▶ _What the task asks_: Search the material for the word "реализации" and report each line where it turns up.

···

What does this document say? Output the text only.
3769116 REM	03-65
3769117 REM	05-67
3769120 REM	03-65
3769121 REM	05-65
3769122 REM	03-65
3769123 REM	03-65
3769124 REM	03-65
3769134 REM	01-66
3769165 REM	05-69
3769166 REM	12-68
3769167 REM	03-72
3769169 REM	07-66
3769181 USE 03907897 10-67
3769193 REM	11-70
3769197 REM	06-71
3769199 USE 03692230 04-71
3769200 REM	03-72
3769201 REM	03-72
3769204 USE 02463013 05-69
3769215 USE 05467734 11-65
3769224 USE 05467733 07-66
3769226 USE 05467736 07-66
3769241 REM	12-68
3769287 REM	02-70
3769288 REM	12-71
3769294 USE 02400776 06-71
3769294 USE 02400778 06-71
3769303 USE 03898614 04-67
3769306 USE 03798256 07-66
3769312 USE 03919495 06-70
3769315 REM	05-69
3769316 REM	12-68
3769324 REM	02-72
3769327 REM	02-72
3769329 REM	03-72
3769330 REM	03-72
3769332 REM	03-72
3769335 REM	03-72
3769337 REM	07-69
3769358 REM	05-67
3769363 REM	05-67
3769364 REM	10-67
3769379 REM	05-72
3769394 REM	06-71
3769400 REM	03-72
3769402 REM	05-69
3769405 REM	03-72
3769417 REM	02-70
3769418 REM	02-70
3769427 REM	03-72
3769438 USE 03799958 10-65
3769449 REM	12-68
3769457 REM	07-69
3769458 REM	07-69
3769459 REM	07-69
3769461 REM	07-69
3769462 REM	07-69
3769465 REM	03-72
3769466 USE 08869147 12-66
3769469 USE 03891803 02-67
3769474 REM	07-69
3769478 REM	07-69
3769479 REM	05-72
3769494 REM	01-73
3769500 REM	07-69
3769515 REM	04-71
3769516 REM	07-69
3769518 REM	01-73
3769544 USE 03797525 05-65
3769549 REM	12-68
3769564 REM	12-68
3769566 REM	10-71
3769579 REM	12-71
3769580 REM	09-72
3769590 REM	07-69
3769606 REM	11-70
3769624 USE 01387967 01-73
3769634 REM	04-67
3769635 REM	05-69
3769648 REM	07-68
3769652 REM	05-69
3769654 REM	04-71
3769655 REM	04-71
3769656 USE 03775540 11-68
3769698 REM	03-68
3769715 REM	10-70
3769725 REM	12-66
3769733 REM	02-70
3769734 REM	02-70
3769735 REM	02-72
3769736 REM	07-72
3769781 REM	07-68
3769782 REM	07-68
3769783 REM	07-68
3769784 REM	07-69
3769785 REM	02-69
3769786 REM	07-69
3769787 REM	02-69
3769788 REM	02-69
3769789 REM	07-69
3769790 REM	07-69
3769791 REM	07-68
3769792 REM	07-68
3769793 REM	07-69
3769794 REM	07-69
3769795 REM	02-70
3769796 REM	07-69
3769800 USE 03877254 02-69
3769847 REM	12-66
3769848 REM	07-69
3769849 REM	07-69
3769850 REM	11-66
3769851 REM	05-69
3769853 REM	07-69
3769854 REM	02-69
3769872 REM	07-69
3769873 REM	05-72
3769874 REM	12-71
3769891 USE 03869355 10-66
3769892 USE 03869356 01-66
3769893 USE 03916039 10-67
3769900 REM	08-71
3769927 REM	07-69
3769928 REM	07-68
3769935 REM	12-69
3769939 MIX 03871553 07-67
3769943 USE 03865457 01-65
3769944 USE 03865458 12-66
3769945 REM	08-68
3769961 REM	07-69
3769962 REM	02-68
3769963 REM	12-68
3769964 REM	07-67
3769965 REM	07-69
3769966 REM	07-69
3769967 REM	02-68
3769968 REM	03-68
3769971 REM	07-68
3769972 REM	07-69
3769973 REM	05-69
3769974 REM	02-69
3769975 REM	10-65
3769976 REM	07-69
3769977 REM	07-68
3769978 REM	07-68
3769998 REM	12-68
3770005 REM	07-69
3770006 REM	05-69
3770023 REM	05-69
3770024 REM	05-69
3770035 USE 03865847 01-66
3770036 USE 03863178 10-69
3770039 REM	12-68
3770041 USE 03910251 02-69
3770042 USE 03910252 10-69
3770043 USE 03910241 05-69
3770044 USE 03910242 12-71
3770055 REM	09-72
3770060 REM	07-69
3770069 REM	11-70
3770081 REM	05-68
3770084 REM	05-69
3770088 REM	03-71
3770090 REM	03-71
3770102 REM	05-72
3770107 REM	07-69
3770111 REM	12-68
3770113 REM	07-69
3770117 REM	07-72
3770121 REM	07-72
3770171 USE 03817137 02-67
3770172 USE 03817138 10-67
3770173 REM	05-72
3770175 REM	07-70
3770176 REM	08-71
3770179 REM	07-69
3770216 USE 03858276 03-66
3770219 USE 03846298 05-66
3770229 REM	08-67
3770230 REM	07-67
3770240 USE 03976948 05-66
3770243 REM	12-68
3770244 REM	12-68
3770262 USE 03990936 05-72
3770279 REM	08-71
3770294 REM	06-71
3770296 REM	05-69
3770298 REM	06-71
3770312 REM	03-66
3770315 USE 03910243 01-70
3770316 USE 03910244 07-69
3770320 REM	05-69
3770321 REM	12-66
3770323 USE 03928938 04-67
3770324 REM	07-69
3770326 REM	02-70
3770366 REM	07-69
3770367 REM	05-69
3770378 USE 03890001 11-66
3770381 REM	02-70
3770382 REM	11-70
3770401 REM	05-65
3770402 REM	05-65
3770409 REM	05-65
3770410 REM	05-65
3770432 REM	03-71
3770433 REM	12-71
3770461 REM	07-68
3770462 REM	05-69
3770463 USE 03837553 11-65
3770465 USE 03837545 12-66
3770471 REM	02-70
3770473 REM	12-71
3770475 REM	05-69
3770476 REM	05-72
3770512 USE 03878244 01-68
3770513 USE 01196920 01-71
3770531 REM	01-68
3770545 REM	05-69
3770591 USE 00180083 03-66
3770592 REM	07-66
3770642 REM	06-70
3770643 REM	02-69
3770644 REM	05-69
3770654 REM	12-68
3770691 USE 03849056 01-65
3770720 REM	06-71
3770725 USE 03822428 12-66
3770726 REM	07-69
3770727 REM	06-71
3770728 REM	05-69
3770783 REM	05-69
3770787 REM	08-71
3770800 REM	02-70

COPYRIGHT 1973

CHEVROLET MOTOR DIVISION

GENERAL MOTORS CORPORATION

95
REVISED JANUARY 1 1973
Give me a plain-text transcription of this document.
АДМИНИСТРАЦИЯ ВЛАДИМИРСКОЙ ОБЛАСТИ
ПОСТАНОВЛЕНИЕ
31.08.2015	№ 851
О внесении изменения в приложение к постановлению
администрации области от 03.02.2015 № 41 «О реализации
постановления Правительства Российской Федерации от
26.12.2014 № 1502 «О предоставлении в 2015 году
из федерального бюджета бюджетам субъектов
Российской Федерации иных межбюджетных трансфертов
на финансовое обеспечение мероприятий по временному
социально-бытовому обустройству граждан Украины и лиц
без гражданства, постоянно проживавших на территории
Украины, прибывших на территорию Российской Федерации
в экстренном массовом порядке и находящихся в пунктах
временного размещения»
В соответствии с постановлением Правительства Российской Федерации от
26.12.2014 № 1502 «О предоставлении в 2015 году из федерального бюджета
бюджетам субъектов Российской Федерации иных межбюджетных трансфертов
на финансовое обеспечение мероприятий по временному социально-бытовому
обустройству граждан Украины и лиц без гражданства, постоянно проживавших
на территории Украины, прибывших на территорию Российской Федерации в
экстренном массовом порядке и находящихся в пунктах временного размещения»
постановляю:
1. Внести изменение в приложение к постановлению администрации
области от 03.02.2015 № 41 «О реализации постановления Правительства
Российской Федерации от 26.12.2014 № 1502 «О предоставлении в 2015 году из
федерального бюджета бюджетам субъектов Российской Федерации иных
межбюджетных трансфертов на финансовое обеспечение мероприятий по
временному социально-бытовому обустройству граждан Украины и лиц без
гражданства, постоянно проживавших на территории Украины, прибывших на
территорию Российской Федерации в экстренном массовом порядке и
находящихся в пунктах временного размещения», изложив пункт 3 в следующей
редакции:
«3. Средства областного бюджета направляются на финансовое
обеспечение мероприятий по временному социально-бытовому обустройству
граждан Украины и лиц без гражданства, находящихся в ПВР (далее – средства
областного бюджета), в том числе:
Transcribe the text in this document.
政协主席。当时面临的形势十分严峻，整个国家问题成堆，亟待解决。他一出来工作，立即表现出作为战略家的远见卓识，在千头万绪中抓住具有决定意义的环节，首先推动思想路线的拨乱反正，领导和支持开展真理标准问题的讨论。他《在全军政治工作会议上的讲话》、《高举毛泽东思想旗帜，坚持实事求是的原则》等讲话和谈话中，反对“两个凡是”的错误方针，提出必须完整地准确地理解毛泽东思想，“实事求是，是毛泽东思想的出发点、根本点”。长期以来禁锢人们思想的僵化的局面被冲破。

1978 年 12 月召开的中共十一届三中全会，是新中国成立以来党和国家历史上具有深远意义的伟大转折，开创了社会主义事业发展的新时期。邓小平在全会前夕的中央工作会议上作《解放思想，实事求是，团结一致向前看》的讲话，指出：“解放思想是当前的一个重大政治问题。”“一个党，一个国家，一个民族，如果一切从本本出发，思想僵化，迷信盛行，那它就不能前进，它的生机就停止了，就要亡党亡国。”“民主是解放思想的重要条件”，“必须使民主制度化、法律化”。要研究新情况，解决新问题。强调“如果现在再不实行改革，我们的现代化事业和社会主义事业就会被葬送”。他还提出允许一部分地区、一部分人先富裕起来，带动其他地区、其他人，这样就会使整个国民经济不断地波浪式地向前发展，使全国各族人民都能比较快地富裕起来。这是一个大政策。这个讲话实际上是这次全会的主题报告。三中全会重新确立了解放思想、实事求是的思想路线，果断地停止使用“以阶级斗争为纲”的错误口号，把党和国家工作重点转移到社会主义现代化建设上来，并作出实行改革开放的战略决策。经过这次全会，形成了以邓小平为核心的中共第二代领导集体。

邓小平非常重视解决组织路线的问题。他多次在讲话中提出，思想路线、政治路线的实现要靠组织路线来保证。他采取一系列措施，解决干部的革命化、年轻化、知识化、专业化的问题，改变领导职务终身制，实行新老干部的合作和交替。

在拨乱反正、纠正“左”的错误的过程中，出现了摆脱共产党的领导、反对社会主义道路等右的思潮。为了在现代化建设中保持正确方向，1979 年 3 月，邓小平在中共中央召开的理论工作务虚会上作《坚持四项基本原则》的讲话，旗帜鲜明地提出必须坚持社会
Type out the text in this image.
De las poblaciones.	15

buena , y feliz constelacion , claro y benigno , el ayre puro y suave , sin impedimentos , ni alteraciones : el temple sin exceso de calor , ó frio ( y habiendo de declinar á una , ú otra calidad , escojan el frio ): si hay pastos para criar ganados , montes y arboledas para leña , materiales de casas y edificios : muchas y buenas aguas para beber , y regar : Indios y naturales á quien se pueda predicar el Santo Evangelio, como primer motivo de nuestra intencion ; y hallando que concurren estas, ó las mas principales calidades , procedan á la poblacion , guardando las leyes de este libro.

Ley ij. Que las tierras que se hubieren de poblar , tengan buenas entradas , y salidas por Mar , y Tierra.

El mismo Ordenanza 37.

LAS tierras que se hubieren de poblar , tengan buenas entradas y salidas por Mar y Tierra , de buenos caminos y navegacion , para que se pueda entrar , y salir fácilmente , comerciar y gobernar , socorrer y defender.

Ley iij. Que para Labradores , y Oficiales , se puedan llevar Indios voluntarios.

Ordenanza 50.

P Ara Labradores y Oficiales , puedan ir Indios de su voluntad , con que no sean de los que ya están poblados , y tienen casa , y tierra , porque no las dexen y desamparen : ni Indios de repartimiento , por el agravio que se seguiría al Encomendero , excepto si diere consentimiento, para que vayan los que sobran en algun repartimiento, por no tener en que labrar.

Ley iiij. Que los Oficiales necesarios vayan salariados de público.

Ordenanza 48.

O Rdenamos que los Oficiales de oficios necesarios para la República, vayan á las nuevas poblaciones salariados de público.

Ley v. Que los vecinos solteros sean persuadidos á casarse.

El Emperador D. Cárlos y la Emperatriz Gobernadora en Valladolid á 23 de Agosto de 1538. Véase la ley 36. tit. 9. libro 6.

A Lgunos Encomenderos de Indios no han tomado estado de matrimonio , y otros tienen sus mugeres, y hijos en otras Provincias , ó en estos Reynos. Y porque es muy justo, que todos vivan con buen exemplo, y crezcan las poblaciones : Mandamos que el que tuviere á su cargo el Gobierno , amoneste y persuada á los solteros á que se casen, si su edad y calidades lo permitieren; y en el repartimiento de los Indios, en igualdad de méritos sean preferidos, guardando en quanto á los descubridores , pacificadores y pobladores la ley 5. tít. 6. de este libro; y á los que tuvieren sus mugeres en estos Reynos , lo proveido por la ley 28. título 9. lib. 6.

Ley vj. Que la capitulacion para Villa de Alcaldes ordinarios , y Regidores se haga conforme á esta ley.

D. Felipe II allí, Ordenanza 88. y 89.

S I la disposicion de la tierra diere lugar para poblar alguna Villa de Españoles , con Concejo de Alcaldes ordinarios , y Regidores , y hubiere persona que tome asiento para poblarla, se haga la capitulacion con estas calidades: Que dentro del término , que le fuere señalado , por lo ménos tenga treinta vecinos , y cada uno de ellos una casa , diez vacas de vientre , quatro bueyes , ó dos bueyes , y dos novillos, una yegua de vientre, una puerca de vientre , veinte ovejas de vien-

···

▶ _Output_:
администрации области от 03.02.2015 № 41 «О реализации
области от 03.02.2015 № 41 «О реализации постановления Правительства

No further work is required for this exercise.